**課題の目的**
「Localize 24 of」を含む行から「x-tick-label: Jan 2023 — [35, 238, 59, 258]」を含む行までを、「legend-label」を「legend-text」に置き換えて書き直してください。ほかの部分は変えず、その範囲の行だけを示すこと。

**提供情報**

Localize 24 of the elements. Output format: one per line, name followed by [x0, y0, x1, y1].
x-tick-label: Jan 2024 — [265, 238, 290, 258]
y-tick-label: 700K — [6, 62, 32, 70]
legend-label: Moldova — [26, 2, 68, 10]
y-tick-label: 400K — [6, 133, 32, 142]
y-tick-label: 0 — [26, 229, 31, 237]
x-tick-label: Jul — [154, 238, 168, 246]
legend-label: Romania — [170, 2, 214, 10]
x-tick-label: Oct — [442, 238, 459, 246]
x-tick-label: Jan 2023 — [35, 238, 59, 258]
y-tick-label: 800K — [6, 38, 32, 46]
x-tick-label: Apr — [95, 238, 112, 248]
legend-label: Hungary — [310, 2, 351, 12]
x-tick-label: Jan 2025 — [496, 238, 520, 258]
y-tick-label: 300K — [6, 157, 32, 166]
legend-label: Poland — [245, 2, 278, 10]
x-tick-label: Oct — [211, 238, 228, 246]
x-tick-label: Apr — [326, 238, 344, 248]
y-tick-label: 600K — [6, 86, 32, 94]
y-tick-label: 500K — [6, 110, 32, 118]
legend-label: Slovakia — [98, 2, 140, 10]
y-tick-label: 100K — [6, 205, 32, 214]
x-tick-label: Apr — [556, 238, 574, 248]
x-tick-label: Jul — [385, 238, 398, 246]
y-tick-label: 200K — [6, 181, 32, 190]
* * *
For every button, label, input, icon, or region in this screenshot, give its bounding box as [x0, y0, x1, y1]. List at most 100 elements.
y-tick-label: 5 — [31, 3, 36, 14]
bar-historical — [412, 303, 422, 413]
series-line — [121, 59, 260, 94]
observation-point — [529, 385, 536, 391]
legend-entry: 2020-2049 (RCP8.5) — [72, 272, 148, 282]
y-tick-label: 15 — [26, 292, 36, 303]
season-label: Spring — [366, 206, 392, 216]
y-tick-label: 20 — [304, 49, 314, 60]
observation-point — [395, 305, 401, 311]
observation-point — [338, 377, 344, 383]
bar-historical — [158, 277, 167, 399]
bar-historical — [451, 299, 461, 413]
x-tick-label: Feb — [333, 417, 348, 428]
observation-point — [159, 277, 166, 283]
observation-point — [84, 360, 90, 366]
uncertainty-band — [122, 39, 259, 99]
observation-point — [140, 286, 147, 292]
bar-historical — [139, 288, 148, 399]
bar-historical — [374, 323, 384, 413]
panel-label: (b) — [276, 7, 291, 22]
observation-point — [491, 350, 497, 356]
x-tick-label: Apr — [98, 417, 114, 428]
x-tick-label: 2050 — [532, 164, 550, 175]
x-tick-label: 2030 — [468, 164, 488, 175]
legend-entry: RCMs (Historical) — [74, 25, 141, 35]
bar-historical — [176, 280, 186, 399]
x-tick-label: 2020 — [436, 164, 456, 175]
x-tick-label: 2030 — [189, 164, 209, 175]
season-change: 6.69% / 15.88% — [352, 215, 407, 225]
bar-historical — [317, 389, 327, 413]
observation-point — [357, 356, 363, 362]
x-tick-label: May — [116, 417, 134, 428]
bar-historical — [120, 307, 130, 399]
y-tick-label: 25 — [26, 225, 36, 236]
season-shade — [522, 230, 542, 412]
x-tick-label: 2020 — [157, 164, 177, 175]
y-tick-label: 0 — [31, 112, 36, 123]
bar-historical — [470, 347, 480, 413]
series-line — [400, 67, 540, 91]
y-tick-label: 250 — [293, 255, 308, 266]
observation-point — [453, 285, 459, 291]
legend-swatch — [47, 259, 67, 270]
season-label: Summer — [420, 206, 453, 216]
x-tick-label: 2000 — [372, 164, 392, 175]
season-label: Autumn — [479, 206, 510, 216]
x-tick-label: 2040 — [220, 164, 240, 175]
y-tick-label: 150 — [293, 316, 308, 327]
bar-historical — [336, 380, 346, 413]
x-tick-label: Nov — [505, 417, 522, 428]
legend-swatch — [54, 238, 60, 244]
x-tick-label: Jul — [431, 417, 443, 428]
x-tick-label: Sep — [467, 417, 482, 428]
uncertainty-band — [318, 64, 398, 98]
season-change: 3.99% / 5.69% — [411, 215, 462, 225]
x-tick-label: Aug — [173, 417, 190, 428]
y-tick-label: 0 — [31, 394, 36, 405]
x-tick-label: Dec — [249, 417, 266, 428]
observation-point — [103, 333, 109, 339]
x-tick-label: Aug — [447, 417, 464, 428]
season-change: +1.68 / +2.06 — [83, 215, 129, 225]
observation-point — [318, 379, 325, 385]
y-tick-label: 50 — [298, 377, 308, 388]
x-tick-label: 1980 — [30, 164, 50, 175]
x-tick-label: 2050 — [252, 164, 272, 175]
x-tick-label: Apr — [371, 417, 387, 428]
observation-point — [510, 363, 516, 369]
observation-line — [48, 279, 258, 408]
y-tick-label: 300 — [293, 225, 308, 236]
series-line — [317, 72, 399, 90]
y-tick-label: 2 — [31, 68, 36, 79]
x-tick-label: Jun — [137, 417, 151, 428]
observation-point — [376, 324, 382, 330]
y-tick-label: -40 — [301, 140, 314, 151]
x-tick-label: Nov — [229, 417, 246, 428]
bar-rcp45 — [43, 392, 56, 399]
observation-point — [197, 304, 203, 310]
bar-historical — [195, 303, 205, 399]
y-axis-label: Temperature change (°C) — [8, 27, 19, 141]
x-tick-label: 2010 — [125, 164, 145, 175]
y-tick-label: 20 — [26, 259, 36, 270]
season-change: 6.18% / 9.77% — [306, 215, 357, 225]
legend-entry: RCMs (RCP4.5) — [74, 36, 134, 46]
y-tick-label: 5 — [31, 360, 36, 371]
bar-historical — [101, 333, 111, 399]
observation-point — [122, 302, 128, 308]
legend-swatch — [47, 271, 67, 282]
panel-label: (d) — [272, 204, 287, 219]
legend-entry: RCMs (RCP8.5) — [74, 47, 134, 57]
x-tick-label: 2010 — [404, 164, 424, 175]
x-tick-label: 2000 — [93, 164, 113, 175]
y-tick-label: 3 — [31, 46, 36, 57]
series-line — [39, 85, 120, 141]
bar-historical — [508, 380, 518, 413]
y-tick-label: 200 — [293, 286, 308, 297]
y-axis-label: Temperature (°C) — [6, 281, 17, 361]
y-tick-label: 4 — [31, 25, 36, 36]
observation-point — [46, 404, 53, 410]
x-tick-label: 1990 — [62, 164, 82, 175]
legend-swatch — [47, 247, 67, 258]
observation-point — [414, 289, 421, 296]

**この課題への解答**
Localize 24 of the elements. Output format: one per line, name followed by [x0, y0, x1, y1].
x-tick-label: Jan 2024 — [265, 238, 290, 258]
y-tick-label: 700K — [6, 62, 32, 70]
legend-text: Moldova — [26, 2, 68, 10]
y-tick-label: 400K — [6, 133, 32, 142]
y-tick-label: 0 — [26, 229, 31, 237]
x-tick-label: Jul — [154, 238, 168, 246]
legend-text: Romania — [170, 2, 214, 10]
x-tick-label: Oct — [442, 238, 459, 246]
x-tick-label: Jan 2023 — [35, 238, 59, 258]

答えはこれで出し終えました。